WHAT YOU HAVE TO DO: Skip the pictures. Transcribe the rest of the data below without changing a word.

STORED RECORDS:
>>>>>

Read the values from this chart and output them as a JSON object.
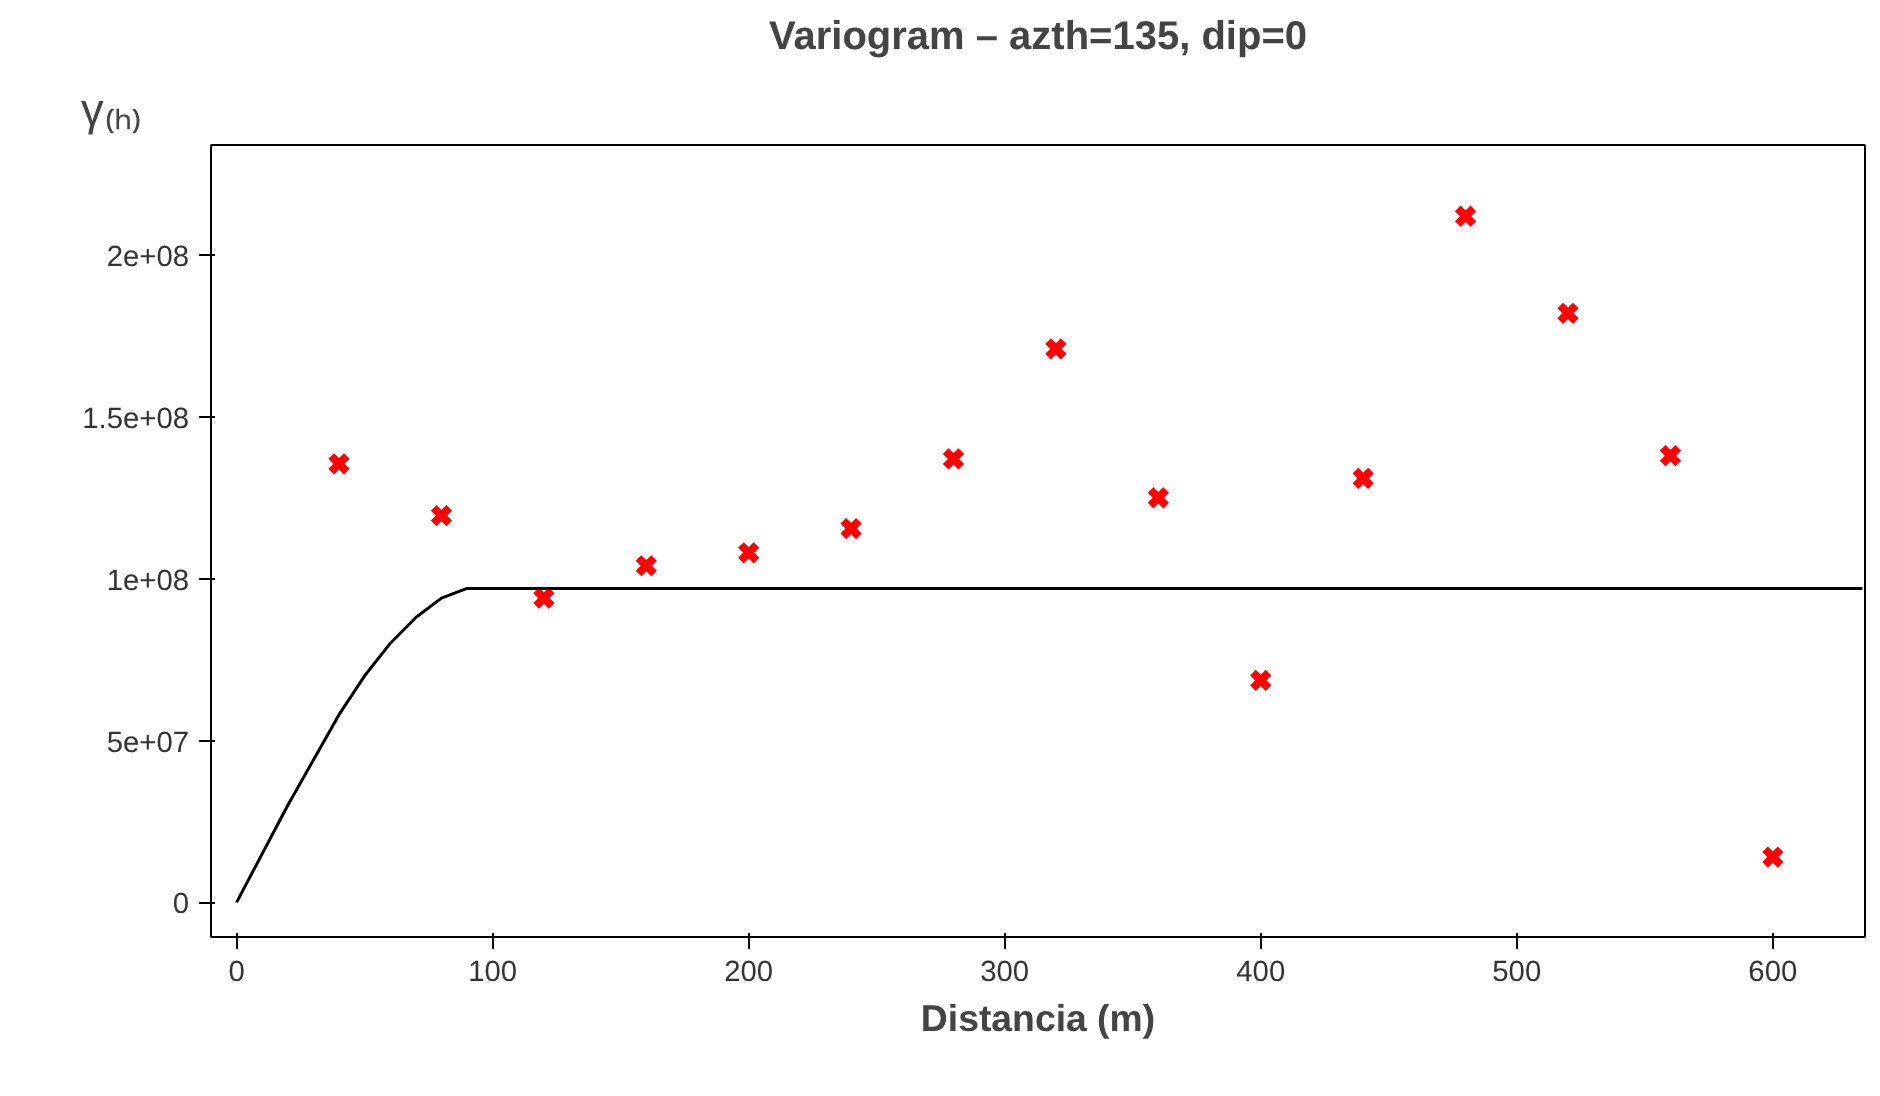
{
  "chart_data": {
    "type": "scatter",
    "title": "Variogram – azth=135, dip=0",
    "xlabel": "Distancia (m)",
    "ylabel": "γ₍ₕ₎",
    "xlim": [
      -10,
      636
    ],
    "ylim": [
      -10700000,
      234000000
    ],
    "xticks": [
      0,
      100,
      200,
      300,
      400,
      500,
      600
    ],
    "yticks": [
      0,
      {
        "value": 50000000,
        "label": "5e+07"
      },
      {
        "value": 100000000,
        "label": "1e+08"
      },
      {
        "value": 150000000,
        "label": "1.5e+08"
      },
      {
        "value": 200000000,
        "label": "2e+08"
      }
    ],
    "grid": false,
    "marker": "cross",
    "series": [
      {
        "color": "#ff0000",
        "x": [
          40,
          80,
          120,
          160,
          200,
          240,
          280,
          320,
          360,
          400,
          440,
          480,
          520,
          560,
          600
        ],
        "values": [
          135500000,
          119500000,
          94000000,
          104000000,
          108000000,
          115500000,
          137000000,
          171000000,
          125000000,
          68600000,
          131000000,
          212000000,
          182000000,
          138000000,
          14000000
        ]
      },
      {
        "type": "line",
        "color": "#000000",
        "marker": "none",
        "x": [
          0,
          10,
          20,
          30,
          40,
          50,
          60,
          70,
          80,
          90,
          95,
          635
        ],
        "values": [
          0,
          15000000,
          30000000,
          44000000,
          58000000,
          70000000,
          80000000,
          88000000,
          94000000,
          97000000,
          97000000,
          97000000
        ]
      }
    ]
  }
}
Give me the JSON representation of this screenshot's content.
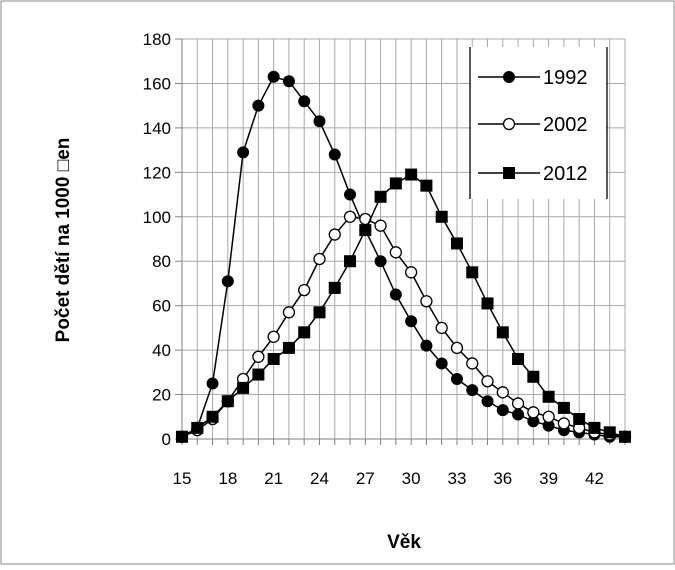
{
  "chart_data": {
    "type": "line",
    "title": "",
    "xlabel": "Věk",
    "ylabel": "Počet dětí na 1000 □en",
    "xlim": [
      15,
      44
    ],
    "ylim": [
      0,
      180
    ],
    "x_ticks": [
      15,
      18,
      21,
      24,
      27,
      30,
      33,
      36,
      39,
      42
    ],
    "y_ticks": [
      0,
      20,
      40,
      60,
      80,
      100,
      120,
      140,
      160,
      180
    ],
    "grid": true,
    "legend_position": "top-right",
    "series": [
      {
        "name": "1992",
        "marker": "filled-circle",
        "x": [
          15,
          16,
          17,
          18,
          19,
          20,
          21,
          22,
          23,
          24,
          25,
          26,
          27,
          28,
          29,
          30,
          31,
          32,
          33,
          34,
          35,
          36,
          37,
          38,
          39,
          40,
          41,
          42,
          43,
          44
        ],
        "values": [
          1,
          5,
          25,
          71,
          129,
          150,
          163,
          161,
          152,
          143,
          128,
          110,
          94,
          80,
          65,
          53,
          42,
          34,
          27,
          22,
          17,
          13,
          11,
          8,
          6,
          4,
          3,
          2,
          1,
          1
        ]
      },
      {
        "name": "2002",
        "marker": "open-circle",
        "x": [
          15,
          16,
          17,
          18,
          19,
          20,
          21,
          22,
          23,
          24,
          25,
          26,
          27,
          28,
          29,
          30,
          31,
          32,
          33,
          34,
          35,
          36,
          37,
          38,
          39,
          40,
          41,
          42,
          43,
          44
        ],
        "values": [
          1,
          4,
          9,
          17,
          27,
          37,
          46,
          57,
          67,
          81,
          92,
          100,
          99,
          96,
          84,
          75,
          62,
          50,
          41,
          34,
          26,
          21,
          16,
          12,
          10,
          7,
          5,
          3,
          2,
          1
        ]
      },
      {
        "name": "2012",
        "marker": "filled-square",
        "x": [
          15,
          16,
          17,
          18,
          19,
          20,
          21,
          22,
          23,
          24,
          25,
          26,
          27,
          28,
          29,
          30,
          31,
          32,
          33,
          34,
          35,
          36,
          37,
          38,
          39,
          40,
          41,
          42,
          43,
          44
        ],
        "values": [
          1,
          5,
          10,
          17,
          23,
          29,
          36,
          41,
          48,
          57,
          68,
          80,
          94,
          109,
          115,
          119,
          114,
          100,
          88,
          75,
          61,
          48,
          36,
          28,
          19,
          14,
          9,
          5,
          3,
          1
        ]
      }
    ]
  }
}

<<<<<

FULL RESPONSE:
Read the values from this chart and output them as a JSON object.
{
  "chart_data": {
    "type": "scatter",
    "title": "Variogram – azth=135, dip=0",
    "xlabel": "Distancia (m)",
    "ylabel": "γ₍ₕ₎",
    "xlim": [
      -10,
      636
    ],
    "ylim": [
      -10700000,
      234000000
    ],
    "xticks": [
      0,
      100,
      200,
      300,
      400,
      500,
      600
    ],
    "yticks": [
      0,
      {
        "value": 50000000,
        "label": "5e+07"
      },
      {
        "value": 100000000,
        "label": "1e+08"
      },
      {
        "value": 150000000,
        "label": "1.5e+08"
      },
      {
        "value": 200000000,
        "label": "2e+08"
      }
    ],
    "grid": false,
    "marker": "cross",
    "series": [
      {
        "color": "#ff0000",
        "x": [
          40,
          80,
          120,
          160,
          200,
          240,
          280,
          320,
          360,
          400,
          440,
          480,
          520,
          560,
          600
        ],
        "values": [
          135500000,
          119500000,
          94000000,
          104000000,
          108000000,
          115500000,
          137000000,
          171000000,
          125000000,
          68600000,
          131000000,
          212000000,
          182000000,
          138000000,
          14000000
        ]
      },
      {
        "type": "line",
        "color": "#000000",
        "marker": "none",
        "x": [
          0,
          10,
          20,
          30,
          40,
          50,
          60,
          70,
          80,
          90,
          95,
          635
        ],
        "values": [
          0,
          15000000,
          30000000,
          44000000,
          58000000,
          70000000,
          80000000,
          88000000,
          94000000,
          97000000,
          97000000,
          97000000
        ]
      }
    ]
  }
}
Give me the JSON representation of this screenshot's content.
{
  "chart_data": {
    "type": "line",
    "title": "",
    "xlabel": "Věk",
    "ylabel": "Počet dětí na 1000 □en",
    "xlim": [
      15,
      44
    ],
    "ylim": [
      0,
      180
    ],
    "x_ticks": [
      15,
      18,
      21,
      24,
      27,
      30,
      33,
      36,
      39,
      42
    ],
    "y_ticks": [
      0,
      20,
      40,
      60,
      80,
      100,
      120,
      140,
      160,
      180
    ],
    "grid": true,
    "legend_position": "top-right",
    "series": [
      {
        "name": "1992",
        "marker": "filled-circle",
        "x": [
          15,
          16,
          17,
          18,
          19,
          20,
          21,
          22,
          23,
          24,
          25,
          26,
          27,
          28,
          29,
          30,
          31,
          32,
          33,
          34,
          35,
          36,
          37,
          38,
          39,
          40,
          41,
          42,
          43,
          44
        ],
        "values": [
          1,
          5,
          25,
          71,
          129,
          150,
          163,
          161,
          152,
          143,
          128,
          110,
          94,
          80,
          65,
          53,
          42,
          34,
          27,
          22,
          17,
          13,
          11,
          8,
          6,
          4,
          3,
          2,
          1,
          1
        ]
      },
      {
        "name": "2002",
        "marker": "open-circle",
        "x": [
          15,
          16,
          17,
          18,
          19,
          20,
          21,
          22,
          23,
          24,
          25,
          26,
          27,
          28,
          29,
          30,
          31,
          32,
          33,
          34,
          35,
          36,
          37,
          38,
          39,
          40,
          41,
          42,
          43,
          44
        ],
        "values": [
          1,
          4,
          9,
          17,
          27,
          37,
          46,
          57,
          67,
          81,
          92,
          100,
          99,
          96,
          84,
          75,
          62,
          50,
          41,
          34,
          26,
          21,
          16,
          12,
          10,
          7,
          5,
          3,
          2,
          1
        ]
      },
      {
        "name": "2012",
        "marker": "filled-square",
        "x": [
          15,
          16,
          17,
          18,
          19,
          20,
          21,
          22,
          23,
          24,
          25,
          26,
          27,
          28,
          29,
          30,
          31,
          32,
          33,
          34,
          35,
          36,
          37,
          38,
          39,
          40,
          41,
          42,
          43,
          44
        ],
        "values": [
          1,
          5,
          10,
          17,
          23,
          29,
          36,
          41,
          48,
          57,
          68,
          80,
          94,
          109,
          115,
          119,
          114,
          100,
          88,
          75,
          61,
          48,
          36,
          28,
          19,
          14,
          9,
          5,
          3,
          1
        ]
      }
    ]
  }
}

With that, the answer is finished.